• Dataset excerpts:
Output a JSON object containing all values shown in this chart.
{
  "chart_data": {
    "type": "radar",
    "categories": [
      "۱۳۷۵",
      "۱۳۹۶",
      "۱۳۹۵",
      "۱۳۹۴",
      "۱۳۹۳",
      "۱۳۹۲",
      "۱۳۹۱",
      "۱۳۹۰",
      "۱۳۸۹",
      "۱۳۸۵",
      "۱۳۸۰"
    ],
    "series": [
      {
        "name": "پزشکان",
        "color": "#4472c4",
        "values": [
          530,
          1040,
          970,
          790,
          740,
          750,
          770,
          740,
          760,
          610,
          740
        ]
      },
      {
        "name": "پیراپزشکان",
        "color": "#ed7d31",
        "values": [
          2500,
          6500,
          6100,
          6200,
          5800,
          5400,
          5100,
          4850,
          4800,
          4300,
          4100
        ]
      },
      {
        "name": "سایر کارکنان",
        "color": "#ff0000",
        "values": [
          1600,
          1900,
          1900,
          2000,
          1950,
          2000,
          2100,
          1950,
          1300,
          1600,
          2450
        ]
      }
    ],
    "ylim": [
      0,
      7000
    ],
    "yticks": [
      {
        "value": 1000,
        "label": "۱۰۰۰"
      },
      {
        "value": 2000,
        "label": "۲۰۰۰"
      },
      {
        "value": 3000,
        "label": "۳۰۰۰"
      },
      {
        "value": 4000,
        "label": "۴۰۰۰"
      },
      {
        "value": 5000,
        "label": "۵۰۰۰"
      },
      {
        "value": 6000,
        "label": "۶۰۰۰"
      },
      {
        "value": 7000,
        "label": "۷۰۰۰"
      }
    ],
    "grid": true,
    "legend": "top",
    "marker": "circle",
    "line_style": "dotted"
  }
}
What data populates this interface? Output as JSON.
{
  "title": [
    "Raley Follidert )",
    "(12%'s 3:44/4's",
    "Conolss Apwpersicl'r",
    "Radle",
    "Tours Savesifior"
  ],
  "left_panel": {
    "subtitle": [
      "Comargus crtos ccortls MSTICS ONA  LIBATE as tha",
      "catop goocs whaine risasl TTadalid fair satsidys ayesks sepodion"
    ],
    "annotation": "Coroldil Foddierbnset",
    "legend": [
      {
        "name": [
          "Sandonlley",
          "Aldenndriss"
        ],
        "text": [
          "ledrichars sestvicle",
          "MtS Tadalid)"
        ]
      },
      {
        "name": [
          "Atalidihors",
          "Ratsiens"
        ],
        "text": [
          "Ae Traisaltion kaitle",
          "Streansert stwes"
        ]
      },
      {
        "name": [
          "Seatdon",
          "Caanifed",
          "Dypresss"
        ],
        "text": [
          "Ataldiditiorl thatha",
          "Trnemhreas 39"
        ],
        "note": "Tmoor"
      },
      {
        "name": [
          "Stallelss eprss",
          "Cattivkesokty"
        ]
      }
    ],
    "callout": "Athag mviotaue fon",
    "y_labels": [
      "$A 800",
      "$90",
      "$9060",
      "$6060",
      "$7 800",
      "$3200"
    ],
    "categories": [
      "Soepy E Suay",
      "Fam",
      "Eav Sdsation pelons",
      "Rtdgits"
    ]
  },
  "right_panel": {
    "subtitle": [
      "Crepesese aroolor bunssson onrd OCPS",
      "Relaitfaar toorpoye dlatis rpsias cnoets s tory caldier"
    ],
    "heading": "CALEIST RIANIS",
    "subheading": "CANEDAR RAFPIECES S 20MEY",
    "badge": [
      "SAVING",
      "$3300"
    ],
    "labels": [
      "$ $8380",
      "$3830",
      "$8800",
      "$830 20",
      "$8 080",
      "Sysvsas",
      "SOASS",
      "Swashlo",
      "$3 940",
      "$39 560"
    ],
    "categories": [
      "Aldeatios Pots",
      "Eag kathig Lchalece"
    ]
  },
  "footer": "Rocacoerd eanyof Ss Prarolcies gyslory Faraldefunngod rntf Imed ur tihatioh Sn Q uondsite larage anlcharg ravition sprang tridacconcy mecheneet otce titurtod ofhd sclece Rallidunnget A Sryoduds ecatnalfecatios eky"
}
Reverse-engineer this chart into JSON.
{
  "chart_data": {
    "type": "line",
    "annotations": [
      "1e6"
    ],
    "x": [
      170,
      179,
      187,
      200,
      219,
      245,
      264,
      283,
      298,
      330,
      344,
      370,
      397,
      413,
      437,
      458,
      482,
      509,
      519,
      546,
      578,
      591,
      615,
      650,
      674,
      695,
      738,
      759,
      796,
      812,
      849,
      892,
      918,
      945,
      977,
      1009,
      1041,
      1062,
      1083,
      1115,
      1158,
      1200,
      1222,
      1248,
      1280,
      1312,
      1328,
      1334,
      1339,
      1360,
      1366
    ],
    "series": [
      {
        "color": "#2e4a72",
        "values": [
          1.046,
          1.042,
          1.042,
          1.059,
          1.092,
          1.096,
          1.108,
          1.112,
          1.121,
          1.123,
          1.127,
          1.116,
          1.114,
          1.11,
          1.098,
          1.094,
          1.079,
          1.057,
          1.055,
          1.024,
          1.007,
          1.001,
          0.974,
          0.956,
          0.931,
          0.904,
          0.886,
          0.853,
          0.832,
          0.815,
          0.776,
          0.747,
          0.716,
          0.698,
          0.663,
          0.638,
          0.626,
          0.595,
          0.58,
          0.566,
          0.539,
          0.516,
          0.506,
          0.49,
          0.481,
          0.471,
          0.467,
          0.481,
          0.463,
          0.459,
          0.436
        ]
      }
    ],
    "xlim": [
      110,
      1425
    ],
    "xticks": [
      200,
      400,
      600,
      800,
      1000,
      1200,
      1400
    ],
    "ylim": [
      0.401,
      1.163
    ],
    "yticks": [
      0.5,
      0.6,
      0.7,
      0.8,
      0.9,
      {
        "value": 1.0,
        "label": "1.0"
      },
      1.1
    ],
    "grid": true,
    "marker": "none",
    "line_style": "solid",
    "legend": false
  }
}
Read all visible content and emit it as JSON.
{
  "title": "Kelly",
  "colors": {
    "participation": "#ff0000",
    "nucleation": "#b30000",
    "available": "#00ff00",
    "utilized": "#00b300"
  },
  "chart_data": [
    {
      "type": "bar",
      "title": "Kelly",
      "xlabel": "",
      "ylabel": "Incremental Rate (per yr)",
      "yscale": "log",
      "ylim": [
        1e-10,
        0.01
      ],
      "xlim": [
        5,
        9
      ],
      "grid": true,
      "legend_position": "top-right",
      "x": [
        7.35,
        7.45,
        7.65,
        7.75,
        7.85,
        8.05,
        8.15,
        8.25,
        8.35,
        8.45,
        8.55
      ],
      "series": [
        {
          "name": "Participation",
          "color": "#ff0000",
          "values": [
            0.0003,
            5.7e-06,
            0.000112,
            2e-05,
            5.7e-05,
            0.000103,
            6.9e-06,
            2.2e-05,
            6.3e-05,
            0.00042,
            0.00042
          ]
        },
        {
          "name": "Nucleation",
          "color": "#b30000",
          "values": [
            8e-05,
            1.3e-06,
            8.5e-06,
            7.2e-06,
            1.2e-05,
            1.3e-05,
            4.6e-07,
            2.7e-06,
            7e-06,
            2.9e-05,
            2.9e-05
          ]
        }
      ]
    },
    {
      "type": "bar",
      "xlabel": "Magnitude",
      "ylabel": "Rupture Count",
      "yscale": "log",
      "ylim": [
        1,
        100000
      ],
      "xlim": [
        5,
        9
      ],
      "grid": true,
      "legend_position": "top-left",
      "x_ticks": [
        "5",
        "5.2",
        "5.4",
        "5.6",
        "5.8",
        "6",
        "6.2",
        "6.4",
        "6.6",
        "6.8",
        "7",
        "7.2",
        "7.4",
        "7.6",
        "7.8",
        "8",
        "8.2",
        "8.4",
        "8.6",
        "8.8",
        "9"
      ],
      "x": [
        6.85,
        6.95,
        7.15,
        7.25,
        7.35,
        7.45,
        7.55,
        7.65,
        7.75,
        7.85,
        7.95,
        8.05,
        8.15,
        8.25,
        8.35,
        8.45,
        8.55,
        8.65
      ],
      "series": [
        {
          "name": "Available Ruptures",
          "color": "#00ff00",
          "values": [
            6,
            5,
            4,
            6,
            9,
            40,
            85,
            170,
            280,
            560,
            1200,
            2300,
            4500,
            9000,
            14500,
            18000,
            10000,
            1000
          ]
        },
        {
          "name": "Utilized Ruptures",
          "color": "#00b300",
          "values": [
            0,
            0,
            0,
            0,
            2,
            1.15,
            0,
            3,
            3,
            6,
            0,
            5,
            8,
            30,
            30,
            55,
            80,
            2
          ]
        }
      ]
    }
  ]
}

• Task description:
Take every line containing the word "type" and copy it.

• Response below:
    "type": "radar",
    "type": "line",
      "type": "bar",
      "type": "bar",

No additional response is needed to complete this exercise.